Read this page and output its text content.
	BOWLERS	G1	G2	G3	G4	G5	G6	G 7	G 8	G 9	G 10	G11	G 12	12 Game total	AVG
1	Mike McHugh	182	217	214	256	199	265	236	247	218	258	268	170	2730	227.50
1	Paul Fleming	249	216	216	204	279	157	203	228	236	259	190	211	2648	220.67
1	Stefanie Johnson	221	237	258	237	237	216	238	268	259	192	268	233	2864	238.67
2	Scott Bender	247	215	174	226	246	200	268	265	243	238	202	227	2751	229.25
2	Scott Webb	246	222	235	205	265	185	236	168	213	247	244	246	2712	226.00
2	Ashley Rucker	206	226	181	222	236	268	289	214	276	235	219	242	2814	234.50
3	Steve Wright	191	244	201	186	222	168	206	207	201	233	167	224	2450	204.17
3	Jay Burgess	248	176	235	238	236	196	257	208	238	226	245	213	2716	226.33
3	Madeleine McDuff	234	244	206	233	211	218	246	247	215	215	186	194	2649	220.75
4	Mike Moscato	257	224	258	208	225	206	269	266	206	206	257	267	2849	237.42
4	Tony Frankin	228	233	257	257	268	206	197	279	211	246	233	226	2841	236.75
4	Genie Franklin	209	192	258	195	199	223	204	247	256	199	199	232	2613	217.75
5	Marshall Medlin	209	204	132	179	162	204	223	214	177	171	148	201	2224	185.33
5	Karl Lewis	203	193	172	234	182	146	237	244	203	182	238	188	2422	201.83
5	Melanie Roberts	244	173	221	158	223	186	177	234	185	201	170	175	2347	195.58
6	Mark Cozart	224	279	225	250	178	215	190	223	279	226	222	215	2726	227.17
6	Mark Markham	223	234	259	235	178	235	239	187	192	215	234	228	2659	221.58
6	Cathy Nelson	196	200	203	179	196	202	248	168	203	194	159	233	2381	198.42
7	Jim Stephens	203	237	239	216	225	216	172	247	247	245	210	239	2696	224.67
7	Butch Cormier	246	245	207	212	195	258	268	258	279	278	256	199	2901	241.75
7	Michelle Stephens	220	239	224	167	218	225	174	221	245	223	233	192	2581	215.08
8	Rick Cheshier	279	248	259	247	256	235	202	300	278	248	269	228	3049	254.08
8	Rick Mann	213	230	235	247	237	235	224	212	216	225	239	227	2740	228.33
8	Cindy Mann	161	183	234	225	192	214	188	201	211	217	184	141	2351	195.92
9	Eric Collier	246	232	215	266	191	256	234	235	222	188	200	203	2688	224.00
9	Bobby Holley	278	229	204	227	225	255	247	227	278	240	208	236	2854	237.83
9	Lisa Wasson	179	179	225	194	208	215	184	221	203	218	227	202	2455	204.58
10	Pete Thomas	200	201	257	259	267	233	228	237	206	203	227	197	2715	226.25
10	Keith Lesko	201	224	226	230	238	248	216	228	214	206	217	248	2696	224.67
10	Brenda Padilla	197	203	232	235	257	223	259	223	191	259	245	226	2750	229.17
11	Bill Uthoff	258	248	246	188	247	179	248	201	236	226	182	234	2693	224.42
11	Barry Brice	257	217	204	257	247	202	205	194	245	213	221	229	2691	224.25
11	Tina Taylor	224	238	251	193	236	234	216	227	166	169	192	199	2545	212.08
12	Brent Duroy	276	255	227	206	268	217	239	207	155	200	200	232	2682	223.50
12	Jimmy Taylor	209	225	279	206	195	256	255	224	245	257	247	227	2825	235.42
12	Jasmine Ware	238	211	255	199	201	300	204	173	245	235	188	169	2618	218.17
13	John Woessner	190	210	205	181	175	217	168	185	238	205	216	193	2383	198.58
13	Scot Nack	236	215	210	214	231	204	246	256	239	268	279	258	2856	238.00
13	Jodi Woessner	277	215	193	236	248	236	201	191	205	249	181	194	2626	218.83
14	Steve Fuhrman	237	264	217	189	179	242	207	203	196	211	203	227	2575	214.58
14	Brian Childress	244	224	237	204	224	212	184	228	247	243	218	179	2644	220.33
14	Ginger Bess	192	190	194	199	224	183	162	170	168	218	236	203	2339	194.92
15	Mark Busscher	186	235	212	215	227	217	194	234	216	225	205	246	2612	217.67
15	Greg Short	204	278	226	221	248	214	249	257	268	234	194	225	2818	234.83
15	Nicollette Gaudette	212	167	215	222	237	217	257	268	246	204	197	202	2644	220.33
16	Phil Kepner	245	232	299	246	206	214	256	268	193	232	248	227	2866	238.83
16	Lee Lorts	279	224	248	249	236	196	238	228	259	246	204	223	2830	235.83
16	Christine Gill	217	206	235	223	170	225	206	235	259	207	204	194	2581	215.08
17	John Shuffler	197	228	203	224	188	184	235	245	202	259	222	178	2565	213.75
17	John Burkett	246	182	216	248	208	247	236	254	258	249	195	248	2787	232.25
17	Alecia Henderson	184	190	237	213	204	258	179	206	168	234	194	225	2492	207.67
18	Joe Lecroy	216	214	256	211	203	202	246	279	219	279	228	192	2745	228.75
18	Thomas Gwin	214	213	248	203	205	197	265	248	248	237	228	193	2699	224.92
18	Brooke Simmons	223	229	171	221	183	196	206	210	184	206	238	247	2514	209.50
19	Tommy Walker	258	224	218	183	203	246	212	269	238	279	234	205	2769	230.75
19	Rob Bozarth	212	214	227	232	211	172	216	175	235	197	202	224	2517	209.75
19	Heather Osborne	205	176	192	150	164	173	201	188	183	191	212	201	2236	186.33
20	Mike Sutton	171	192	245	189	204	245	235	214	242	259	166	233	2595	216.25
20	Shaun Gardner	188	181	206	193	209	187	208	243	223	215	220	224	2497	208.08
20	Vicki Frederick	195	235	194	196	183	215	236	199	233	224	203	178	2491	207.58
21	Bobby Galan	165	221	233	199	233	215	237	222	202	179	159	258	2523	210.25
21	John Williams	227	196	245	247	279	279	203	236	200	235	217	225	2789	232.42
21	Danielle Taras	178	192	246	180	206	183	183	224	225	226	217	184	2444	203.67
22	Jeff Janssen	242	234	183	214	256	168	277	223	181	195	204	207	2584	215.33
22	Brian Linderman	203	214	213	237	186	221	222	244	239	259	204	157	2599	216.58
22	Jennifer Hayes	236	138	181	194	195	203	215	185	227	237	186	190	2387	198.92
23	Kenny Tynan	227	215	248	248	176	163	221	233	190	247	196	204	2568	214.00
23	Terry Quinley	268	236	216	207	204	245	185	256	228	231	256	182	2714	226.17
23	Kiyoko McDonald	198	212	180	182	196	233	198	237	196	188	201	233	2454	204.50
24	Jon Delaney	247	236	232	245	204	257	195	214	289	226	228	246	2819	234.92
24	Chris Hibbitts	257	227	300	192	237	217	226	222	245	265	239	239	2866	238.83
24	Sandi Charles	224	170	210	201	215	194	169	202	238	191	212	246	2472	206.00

• [TASK DIRECTIONS]: For each line of the entries that includes "Taylor", show that line.

• [RESPONSE FOR THIS EXERCISE]:
11	Tina Taylor	224	238	251	193	236	234	216	227	166	169	192	199	2545	212.08
12	Jimmy Taylor	209	225	279	206	195	256	255	224	245	257	247	227	2825	235.42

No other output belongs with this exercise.